- Task requirements
Scan the entries below for the word "xlabel". Copy each line that has it.

- Items
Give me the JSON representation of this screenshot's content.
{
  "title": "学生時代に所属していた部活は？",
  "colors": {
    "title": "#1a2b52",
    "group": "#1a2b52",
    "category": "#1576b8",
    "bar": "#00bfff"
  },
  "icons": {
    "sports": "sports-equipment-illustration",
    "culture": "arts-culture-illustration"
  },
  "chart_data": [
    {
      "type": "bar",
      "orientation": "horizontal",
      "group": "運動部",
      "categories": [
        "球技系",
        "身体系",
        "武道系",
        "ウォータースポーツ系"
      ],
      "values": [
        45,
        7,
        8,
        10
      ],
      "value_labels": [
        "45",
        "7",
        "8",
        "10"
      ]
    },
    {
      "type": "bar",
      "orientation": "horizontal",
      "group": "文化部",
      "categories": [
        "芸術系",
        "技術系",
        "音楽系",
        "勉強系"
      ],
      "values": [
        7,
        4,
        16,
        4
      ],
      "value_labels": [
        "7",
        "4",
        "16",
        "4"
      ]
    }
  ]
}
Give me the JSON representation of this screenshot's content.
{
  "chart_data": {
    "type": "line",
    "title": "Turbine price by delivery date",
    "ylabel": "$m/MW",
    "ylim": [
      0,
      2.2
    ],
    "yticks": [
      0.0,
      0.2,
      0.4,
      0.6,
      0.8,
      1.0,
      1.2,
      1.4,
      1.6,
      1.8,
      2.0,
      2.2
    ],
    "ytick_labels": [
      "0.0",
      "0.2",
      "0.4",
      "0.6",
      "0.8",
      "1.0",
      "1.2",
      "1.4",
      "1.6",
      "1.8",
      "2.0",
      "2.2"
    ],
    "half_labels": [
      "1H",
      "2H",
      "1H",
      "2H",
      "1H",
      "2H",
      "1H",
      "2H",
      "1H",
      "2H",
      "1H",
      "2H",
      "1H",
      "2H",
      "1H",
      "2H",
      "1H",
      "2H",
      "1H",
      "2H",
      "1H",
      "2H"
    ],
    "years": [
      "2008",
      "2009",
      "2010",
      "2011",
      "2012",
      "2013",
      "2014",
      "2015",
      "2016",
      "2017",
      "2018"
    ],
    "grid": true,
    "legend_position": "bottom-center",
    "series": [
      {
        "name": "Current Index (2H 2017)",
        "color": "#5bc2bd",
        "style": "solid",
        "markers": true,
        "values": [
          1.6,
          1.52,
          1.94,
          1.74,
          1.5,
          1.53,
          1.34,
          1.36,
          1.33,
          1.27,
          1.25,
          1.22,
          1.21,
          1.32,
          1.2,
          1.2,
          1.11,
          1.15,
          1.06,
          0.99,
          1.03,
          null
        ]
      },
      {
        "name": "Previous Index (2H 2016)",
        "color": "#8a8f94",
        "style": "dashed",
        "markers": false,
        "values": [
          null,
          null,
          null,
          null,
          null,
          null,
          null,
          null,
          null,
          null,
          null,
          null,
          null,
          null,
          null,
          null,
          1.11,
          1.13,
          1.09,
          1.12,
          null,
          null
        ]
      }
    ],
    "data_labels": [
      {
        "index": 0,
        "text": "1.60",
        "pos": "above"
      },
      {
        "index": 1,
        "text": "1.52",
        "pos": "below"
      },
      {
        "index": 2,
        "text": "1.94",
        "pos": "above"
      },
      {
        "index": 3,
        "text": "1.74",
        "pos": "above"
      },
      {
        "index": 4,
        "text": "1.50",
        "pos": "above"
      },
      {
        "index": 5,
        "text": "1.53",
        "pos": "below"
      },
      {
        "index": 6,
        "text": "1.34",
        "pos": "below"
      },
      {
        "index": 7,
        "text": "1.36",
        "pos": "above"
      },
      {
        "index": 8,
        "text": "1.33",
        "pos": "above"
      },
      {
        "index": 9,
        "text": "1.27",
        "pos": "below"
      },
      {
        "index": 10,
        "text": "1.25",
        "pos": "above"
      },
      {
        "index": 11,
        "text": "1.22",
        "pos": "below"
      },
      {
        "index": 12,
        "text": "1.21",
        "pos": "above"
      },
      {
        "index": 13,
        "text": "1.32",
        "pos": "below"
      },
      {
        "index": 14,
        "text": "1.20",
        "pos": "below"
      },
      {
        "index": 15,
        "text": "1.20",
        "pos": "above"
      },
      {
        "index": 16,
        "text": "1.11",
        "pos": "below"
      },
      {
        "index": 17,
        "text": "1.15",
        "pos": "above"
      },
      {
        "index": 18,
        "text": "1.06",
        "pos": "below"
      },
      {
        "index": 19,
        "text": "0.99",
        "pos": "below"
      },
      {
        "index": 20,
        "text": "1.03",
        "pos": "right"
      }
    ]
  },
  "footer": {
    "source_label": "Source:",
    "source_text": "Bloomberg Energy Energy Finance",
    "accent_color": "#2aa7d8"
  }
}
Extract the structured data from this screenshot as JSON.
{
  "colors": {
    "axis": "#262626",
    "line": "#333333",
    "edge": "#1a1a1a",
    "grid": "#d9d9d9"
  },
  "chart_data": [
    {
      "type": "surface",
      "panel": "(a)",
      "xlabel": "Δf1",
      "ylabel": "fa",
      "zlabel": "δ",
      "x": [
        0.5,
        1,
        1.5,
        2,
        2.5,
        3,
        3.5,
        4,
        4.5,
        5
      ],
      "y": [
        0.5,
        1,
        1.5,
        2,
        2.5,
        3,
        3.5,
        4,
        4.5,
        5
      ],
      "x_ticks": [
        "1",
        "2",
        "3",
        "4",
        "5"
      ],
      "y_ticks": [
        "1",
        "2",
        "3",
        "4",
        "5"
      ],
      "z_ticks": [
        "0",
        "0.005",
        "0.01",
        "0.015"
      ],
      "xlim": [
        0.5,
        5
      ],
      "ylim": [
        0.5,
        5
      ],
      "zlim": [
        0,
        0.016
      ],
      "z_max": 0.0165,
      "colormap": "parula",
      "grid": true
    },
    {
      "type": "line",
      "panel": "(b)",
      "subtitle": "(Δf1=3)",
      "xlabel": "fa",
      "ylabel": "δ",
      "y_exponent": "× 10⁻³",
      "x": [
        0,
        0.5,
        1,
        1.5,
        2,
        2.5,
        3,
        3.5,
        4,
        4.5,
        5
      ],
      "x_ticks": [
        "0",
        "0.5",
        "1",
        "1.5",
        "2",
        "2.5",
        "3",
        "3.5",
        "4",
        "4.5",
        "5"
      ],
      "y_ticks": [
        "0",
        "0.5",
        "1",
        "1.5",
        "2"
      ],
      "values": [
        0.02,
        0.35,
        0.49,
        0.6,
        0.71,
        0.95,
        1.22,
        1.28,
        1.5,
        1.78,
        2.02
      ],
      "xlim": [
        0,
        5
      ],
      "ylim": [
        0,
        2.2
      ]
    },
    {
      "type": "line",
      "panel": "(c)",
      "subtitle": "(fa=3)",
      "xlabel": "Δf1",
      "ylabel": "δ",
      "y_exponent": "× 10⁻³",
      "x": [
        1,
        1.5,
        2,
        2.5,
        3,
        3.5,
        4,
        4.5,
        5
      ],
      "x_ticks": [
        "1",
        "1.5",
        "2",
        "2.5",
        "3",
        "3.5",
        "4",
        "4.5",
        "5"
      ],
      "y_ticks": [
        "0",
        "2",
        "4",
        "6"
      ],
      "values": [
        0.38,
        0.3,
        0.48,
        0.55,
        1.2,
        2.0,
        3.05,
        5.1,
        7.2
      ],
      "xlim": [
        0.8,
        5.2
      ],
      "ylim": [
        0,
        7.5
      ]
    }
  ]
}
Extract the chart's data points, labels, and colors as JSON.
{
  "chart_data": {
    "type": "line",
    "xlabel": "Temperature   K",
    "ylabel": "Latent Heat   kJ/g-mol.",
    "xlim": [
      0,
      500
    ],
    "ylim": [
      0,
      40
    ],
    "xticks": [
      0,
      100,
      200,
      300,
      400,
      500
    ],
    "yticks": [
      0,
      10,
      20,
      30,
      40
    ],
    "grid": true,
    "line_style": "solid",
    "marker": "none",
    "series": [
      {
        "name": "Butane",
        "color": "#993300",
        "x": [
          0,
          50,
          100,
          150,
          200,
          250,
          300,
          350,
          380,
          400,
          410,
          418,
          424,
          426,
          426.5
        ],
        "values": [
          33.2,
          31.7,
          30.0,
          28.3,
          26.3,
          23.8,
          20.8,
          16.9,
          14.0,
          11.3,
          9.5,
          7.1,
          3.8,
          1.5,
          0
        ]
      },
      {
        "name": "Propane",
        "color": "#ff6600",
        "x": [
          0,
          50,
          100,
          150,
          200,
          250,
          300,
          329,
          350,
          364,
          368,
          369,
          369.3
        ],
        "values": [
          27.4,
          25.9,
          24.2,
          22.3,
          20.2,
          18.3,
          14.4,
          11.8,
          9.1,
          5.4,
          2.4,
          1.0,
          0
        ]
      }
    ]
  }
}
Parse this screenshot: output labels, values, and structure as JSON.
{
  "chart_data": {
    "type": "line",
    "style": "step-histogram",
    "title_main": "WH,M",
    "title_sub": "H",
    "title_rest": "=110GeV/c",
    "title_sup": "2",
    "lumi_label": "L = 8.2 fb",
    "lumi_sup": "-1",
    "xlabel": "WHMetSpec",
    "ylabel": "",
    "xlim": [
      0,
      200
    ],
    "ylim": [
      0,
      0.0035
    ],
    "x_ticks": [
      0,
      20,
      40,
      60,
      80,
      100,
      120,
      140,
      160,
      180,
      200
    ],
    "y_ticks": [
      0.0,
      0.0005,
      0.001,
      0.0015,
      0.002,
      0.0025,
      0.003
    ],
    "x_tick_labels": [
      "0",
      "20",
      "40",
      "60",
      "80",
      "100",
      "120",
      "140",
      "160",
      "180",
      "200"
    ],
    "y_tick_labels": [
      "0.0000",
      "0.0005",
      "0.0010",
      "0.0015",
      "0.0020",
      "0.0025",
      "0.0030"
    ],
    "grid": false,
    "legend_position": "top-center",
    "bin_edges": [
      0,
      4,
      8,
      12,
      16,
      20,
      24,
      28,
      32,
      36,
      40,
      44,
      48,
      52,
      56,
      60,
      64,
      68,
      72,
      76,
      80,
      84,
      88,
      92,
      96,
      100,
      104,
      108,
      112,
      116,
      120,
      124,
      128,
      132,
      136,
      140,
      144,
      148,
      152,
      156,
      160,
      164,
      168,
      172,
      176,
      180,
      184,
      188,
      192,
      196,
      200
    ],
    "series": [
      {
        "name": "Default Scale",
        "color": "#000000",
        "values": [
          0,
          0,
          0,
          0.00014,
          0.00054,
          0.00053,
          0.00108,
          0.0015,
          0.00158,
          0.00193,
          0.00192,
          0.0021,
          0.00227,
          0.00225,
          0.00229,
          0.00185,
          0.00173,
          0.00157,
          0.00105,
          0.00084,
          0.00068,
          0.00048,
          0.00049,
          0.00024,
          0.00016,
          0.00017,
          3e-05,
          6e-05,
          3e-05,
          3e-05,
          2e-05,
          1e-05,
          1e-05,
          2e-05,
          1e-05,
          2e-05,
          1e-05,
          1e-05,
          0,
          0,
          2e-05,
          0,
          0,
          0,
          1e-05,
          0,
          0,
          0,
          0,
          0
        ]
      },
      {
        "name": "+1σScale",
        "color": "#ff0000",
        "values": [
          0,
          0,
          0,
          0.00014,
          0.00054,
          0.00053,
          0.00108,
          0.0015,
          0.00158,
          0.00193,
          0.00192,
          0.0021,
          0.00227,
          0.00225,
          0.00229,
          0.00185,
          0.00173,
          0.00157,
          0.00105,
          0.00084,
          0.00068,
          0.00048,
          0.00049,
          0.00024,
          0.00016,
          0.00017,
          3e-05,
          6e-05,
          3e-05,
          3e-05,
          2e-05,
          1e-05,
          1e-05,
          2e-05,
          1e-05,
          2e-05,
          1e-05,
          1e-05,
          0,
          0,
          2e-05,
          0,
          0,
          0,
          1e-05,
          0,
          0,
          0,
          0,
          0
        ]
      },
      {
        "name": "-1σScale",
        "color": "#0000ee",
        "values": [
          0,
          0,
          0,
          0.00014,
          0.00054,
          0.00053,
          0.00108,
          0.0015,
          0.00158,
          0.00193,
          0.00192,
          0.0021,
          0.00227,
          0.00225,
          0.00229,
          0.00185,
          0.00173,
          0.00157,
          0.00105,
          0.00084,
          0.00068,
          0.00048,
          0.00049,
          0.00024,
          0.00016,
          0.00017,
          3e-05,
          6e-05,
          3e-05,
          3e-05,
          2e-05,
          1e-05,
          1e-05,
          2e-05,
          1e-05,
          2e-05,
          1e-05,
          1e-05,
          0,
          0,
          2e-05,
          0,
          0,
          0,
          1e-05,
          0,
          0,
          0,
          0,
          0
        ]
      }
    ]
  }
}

- Answer to this problem
      "xlabel": "Δf1",
      "xlabel": "fa",
      "xlabel": "Δf1",
    "xlabel": "Temperature   K",
    "xlabel": "WHMetSpec",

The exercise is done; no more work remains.